- [WORK TO BE COMPLETED]:
Using the listing below, copy every line that mentions "active".

--- START OF EXTRACTED RECORDS ---

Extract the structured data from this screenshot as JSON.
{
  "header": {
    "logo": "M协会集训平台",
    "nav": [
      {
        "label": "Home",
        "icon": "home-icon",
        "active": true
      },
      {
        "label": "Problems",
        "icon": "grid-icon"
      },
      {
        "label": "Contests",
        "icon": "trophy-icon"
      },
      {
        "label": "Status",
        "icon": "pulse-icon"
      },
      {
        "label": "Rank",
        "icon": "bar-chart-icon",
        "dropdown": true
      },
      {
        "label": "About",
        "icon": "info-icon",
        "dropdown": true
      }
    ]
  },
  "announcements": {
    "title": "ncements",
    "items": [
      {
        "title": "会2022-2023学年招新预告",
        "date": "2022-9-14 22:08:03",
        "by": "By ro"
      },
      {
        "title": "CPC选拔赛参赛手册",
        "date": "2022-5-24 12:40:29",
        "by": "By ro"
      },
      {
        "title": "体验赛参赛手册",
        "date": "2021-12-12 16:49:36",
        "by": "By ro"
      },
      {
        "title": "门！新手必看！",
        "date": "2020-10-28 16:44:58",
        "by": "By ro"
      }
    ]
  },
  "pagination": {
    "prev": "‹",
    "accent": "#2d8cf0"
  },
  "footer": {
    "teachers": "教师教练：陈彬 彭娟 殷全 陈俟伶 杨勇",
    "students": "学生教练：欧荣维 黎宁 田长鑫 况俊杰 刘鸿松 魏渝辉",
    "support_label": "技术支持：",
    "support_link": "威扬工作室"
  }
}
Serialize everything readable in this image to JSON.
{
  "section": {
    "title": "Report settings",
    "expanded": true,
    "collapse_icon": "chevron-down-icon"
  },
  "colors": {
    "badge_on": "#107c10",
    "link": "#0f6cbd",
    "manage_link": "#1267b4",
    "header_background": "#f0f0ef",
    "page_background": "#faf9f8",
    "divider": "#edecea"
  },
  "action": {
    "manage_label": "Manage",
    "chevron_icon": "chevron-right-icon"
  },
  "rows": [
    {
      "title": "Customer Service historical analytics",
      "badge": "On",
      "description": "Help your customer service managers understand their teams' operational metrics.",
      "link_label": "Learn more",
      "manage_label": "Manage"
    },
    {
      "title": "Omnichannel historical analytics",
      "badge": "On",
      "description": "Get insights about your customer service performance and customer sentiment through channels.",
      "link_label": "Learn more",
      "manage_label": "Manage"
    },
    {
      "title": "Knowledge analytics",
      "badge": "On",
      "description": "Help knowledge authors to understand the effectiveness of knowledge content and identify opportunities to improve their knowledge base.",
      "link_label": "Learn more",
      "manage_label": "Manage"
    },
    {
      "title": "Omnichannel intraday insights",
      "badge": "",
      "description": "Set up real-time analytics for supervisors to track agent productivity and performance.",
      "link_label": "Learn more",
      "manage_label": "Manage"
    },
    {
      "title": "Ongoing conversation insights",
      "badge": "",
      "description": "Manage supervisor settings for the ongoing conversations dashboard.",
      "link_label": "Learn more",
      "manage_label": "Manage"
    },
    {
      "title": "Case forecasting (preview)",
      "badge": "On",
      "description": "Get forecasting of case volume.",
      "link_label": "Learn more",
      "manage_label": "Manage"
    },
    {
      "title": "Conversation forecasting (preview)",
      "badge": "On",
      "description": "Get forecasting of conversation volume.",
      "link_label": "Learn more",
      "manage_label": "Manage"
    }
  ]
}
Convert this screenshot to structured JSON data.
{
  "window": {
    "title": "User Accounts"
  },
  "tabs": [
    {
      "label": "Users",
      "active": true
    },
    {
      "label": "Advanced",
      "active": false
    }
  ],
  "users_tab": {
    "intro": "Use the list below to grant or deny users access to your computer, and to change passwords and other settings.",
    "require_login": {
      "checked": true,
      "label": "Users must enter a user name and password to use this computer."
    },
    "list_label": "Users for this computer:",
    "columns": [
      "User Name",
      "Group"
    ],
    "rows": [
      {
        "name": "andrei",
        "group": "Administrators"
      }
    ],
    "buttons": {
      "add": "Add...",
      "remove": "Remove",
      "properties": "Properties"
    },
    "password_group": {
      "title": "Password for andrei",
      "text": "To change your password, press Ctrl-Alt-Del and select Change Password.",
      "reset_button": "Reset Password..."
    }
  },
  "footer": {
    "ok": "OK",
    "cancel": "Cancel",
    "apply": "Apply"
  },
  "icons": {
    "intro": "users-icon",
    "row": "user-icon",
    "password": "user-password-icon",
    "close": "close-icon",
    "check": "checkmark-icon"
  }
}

--- END OF EXTRACTED RECORDS ---

- [THE RESPONSE]:
        "active": true
      "active": true
      "active": false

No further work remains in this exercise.